▶ _To be done_: Return all lines with the word "outlying" in them.
** start Given records **
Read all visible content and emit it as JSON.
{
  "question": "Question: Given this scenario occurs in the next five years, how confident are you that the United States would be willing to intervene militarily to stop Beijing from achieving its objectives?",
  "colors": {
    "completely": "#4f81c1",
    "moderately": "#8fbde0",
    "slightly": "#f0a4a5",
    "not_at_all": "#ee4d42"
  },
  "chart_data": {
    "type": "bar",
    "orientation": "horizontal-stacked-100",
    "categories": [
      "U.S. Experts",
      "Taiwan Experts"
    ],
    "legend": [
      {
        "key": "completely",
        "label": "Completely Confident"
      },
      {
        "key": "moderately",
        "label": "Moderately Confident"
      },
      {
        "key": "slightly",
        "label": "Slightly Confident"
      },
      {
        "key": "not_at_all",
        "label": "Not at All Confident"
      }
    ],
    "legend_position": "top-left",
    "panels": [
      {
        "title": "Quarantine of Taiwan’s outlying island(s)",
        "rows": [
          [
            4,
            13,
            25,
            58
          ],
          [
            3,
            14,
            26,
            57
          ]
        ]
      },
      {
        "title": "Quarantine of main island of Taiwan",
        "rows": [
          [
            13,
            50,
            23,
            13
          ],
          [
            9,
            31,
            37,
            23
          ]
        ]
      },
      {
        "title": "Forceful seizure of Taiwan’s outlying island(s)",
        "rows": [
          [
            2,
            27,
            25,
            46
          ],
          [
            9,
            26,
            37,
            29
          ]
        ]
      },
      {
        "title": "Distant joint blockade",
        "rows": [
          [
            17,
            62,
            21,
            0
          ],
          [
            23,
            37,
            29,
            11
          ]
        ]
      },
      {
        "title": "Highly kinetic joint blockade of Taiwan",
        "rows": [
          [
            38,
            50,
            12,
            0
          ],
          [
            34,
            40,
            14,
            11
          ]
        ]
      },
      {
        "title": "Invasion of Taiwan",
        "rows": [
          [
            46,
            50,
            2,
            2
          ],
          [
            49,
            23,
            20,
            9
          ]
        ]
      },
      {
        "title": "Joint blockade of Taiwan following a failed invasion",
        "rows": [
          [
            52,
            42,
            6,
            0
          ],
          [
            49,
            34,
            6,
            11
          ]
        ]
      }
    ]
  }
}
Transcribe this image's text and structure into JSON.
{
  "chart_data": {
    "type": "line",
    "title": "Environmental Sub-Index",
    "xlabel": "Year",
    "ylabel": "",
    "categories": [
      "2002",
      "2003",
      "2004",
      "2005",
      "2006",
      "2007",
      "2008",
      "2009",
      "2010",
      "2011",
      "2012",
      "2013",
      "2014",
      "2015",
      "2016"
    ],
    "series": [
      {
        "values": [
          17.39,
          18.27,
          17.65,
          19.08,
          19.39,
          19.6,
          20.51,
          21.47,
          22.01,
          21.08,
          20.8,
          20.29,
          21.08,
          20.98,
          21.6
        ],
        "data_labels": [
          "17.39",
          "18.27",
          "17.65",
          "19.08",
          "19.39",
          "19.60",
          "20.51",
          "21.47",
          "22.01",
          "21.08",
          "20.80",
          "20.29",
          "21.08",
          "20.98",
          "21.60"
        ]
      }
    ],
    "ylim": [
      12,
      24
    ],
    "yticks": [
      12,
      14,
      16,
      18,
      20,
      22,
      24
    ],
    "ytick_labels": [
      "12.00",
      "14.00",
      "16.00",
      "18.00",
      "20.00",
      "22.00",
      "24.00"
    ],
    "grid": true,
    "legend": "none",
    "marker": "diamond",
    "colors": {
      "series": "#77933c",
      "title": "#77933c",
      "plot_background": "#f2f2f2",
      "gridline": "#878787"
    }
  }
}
** end Given records **
▶ _The reply_:
        "title": "Quarantine of Taiwan’s outlying island(s)",
        "title": "Forceful seizure of Taiwan’s outlying island(s)",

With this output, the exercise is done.